===== Material for the task

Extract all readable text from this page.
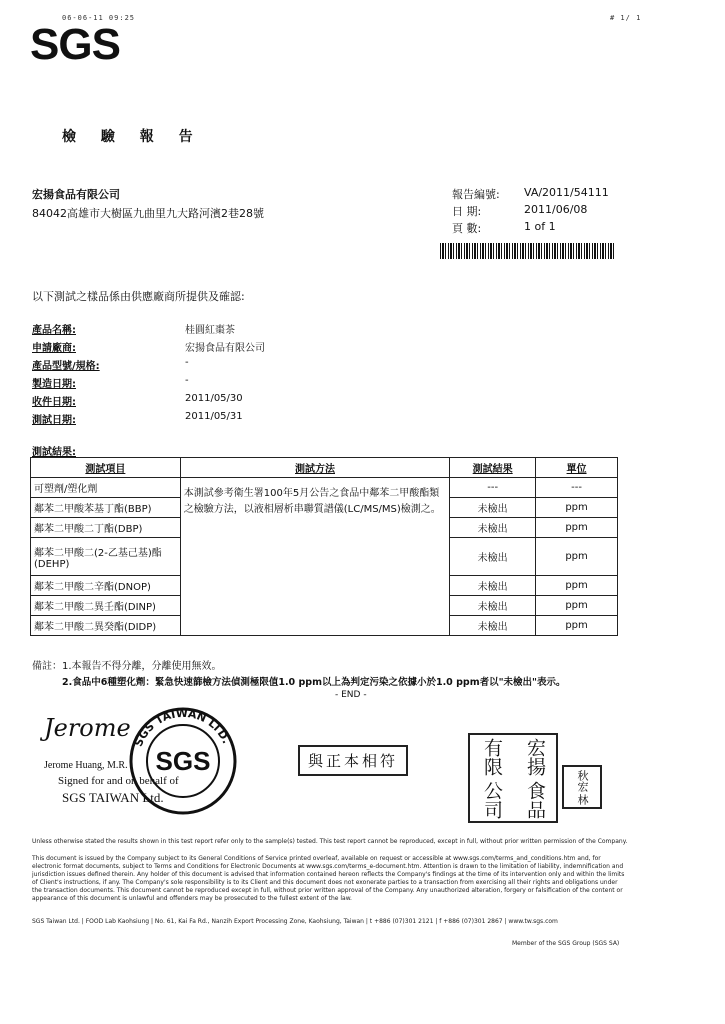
06-06-11 09:25	# 1/ 1
SGS
檢 驗 報 告
宏揚食品有限公司
84042高雄市大樹區九曲里九大路河濱2巷28號
報告編號:	VA/2011/54111
日 期:	2011/06/08
頁 數:	1 of 1
以下測試之樣品係由供應廠商所提供及確認:
產品名稱:	桂圓紅棗茶
申請廠商:	宏揚食品有限公司
產品型號/規格:	-
製造日期:	-
收件日期:	2011/05/30
測試日期:	2011/05/31
測試結果:
測試項目	測試方法	測試結果	單位
可塑劑/塑化劑	本測試參考衛生署100年5月公告之食品中鄰苯二甲酸酯類之檢驗方法，以液相層析串聯質譜儀(LC/MS/MS)檢測之。	---	---
鄰苯二甲酸苯基丁酯(BBP)		未檢出	ppm
鄰苯二甲酸二丁酯(DBP)		未檢出	ppm
鄰苯二甲酸二(2-乙基己基)酯(DEHP)		未檢出	ppm
鄰苯二甲酸二辛酯(DNOP)		未檢出	ppm
鄰苯二甲酸二異壬酯(DINP)		未檢出	ppm
鄰苯二甲酸二異癸酯(DIDP)		未檢出	ppm
備註：1.本報告不得分離，分離使用無效。
2.食品中6種塑化劑：緊急快速篩檢方法偵測極限值1.0 ppm以上為判定污染之依據小於1.0 ppm者以"未檢出"表示。
- END -
Jerome
Jerome Huang, M.R.
Signed for and on behalf of
SGS TAIWAN Ltd.
SGS TAIWAN LTD.
SGS	與正本相符	宏揚
食品
有限
公司	秋宏
林
Unless otherwise stated the results shown in this test report refer only to the sample(s) tested. This test report cannot be reproduced, except in full, without prior written permission of the Company.
This document is issued by the Company subject to its General Conditions of Service printed overleaf, available on request or accessible at www.sgs.com/terms_and_conditions.htm and, for electronic format documents, subject to Terms and Conditions for Electronic Documents at www.sgs.com/terms_e-document.htm. Attention is drawn to the limitation of liability, indemnification and jurisdiction issues defined therein. Any holder of this document is advised that information contained hereon reflects the Company's findings at the time of its intervention only and within the limits of Client's instructions, if any. The Company's sole responsibility is to its Client and this document does not exonerate parties to a transaction from exercising all their rights and obligations under the transaction documents. This document cannot be reproduced except in full, without prior written approval of the Company. Any unauthorized alteration, forgery or falsification of the content or appearance of this document is unlawful and offenders may be prosecuted to the fullest extent of the law.
SGS Taiwan Ltd. | FOOD Lab Kaohsiung | No. 61, Kai Fa Rd., Nanzih Export Processing Zone, Kaohsiung, Taiwan | t +886 (07)301 2121 | f +886 (07)301 2867 | www.tw.sgs.com
Member of the SGS Group (SGS SA)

==========

- What is asked:
Without the pictures, repeat the listing above exactly.

- Result of the task:
Extract all readable text from this page.
06-06-11 09:25	# 1/ 1
SGS
檢 驗 報 告
宏揚食品有限公司
84042高雄市大樹區九曲里九大路河濱2巷28號
報告編號:	VA/2011/54111
日 期:	2011/06/08
頁 數:	1 of 1
以下測試之樣品係由供應廠商所提供及確認:
產品名稱:	桂圓紅棗茶
申請廠商:	宏揚食品有限公司
產品型號/規格:	-
製造日期:	-
收件日期:	2011/05/30
測試日期:	2011/05/31
測試結果:
測試項目	測試方法	測試結果	單位
可塑劑/塑化劑	本測試參考衛生署100年5月公告之食品中鄰苯二甲酸酯類之檢驗方法，以液相層析串聯質譜儀(LC/MS/MS)檢測之。	---	---
鄰苯二甲酸苯基丁酯(BBP)		未檢出	ppm
鄰苯二甲酸二丁酯(DBP)		未檢出	ppm
鄰苯二甲酸二(2-乙基己基)酯(DEHP)		未檢出	ppm
鄰苯二甲酸二辛酯(DNOP)		未檢出	ppm
鄰苯二甲酸二異壬酯(DINP)		未檢出	ppm
鄰苯二甲酸二異癸酯(DIDP)		未檢出	ppm
備註：1.本報告不得分離，分離使用無效。
2.食品中6種塑化劑：緊急快速篩檢方法偵測極限值1.0 ppm以上為判定污染之依據小於1.0 ppm者以"未檢出"表示。
- END -
Jerome
Jerome Huang, M.R.
Signed for and on behalf of
SGS TAIWAN Ltd.
SGS TAIWAN LTD.
SGS	與正本相符	宏揚
食品
有限
公司	秋宏
林
Unless otherwise stated the results shown in this test report refer only to the sample(s) tested. This test report cannot be reproduced, except in full, without prior written permission of the Company.
This document is issued by the Company subject to its General Conditions of Service printed overleaf, available on request or accessible at www.sgs.com/terms_and_conditions.htm and, for electronic format documents, subject to Terms and Conditions for Electronic Documents at www.sgs.com/terms_e-document.htm. Attention is drawn to the limitation of liability, indemnification and jurisdiction issues defined therein. Any holder of this document is advised that information contained hereon reflects the Company's findings at the time of its intervention only and within the limits of Client's instructions, if any. The Company's sole responsibility is to its Client and this document does not exonerate parties to a transaction from exercising all their rights and obligations under the transaction documents. This document cannot be reproduced except in full, without prior written approval of the Company. Any unauthorized alteration, forgery or falsification of the content or appearance of this document is unlawful and offenders may be prosecuted to the fullest extent of the law.
SGS Taiwan Ltd. | FOOD Lab Kaohsiung | No. 61, Kai Fa Rd., Nanzih Export Processing Zone, Kaohsiung, Taiwan | t +886 (07)301 2121 | f +886 (07)301 2867 | www.tw.sgs.com
Member of the SGS Group (SGS SA)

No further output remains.